Data entries
· · · · ·
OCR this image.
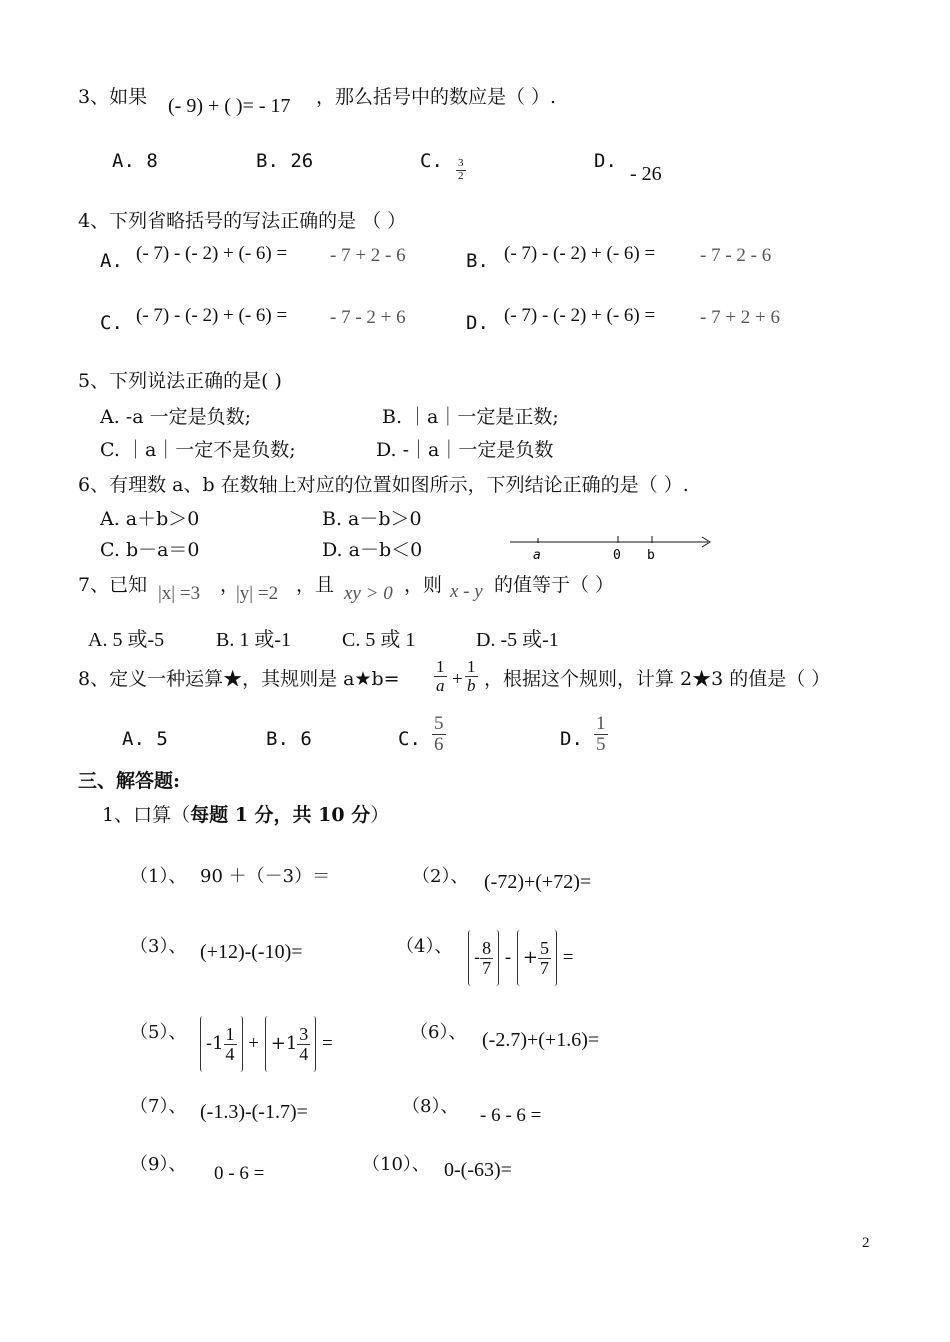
3、如果 (- 9) + ( )= - 17 ，那么括号中的数应是（ ）.
A. 8	B. 26	C. $\frac{3}{2}$	D.
- 26
4、下列省略括号的写法正确的是 （ ）
A. (- 7) - (- 2) + (- 6) = - 7 + 2 - 6	B. (- 7) - (- 2) + (- 6) = - 7 - 2 - 6
C. (- 7) - (- 2) + (- 6) = - 7 - 2 + 6	D. (- 7) - (- 2) + (- 6) = - 7 + 2 + 6
5、下列说法正确的是( )
A. -a 一定是负数;	B. ｜a｜一定是正数;
C. ｜a｜一定不是负数;	D. -｜a｜一定是负数
6、有理数 a、b 在数轴上对应的位置如图所示，下列结论正确的是（ ）.
A. a＋b＞0	B. a－b＞0
C. b－a＝0	D. a－b＜0	a	0 b
7、已知 |x| =3 ，
|y| =2 ，且 xy > 0 ，则 x - y 的值等于（ ）
A. 5 或-5	B. 1 或-1	C. 5 或 1	D. -5 或-1
8、定义一种运算★，其规则是 a★b= $\frac{1}{a} + \frac{1}{b}$ ，根据这个规则，计算 2★3 的值是（ ）
A. 5	B. 6	C. $\frac{5}{6}$	D. $\frac{1}{5}$
三、解答题:
1、口算（每题 1 分，共 10 分）
（1）、 90 ＋（－3）＝	（2）、 (-72)+(+72)=
（3）、 (+12)-(-10)=	（4）、
- $\frac{8}{7}$ - + $\frac{5}{7}$ =
（5）、
$-1 \frac{1}{4} + +1 \frac{3}{4}$ =
（6）、 (-2.7)+(+1.6)=
（7）、 (-1.3)-(-1.7)=	（8）、 - 6 - 6 =
（9）、 0 - 6 =	（10）、 0-(-63)=
2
· · · · ·
_What is expected_: Output every entry verbatim. Pictures do not belong in the copy.

_Exercise response_:
OCR this image.
3、如果 (- 9) + ( )= - 17 ，那么括号中的数应是（ ）.
A. 8	B. 26	C. $\frac{3}{2}$	D.
- 26
4、下列省略括号的写法正确的是 （ ）
A. (- 7) - (- 2) + (- 6) = - 7 + 2 - 6	B. (- 7) - (- 2) + (- 6) = - 7 - 2 - 6
C. (- 7) - (- 2) + (- 6) = - 7 - 2 + 6	D. (- 7) - (- 2) + (- 6) = - 7 + 2 + 6
5、下列说法正确的是( )
A. -a 一定是负数;	B. ｜a｜一定是正数;
C. ｜a｜一定不是负数;	D. -｜a｜一定是负数
6、有理数 a、b 在数轴上对应的位置如图所示，下列结论正确的是（ ）.
A. a＋b＞0	B. a－b＞0
C. b－a＝0	D. a－b＜0	a	0 b
7、已知 |x| =3 ，
|y| =2 ，且 xy > 0 ，则 x - y 的值等于（ ）
A. 5 或-5	B. 1 或-1	C. 5 或 1	D. -5 或-1
8、定义一种运算★，其规则是 a★b= $\frac{1}{a} + \frac{1}{b}$ ，根据这个规则，计算 2★3 的值是（ ）
A. 5	B. 6	C. $\frac{5}{6}$	D. $\frac{1}{5}$
三、解答题:
1、口算（每题 1 分，共 10 分）
（1）、 90 ＋（－3）＝	（2）、 (-72)+(+72)=
（3）、 (+12)-(-10)=	（4）、
- $\frac{8}{7}$ - + $\frac{5}{7}$ =
（5）、
$-1 \frac{1}{4} + +1 \frac{3}{4}$ =
（6）、 (-2.7)+(+1.6)=
（7）、 (-1.3)-(-1.7)=	（8）、 - 6 - 6 =
（9）、 0 - 6 =	（10）、 0-(-63)=
2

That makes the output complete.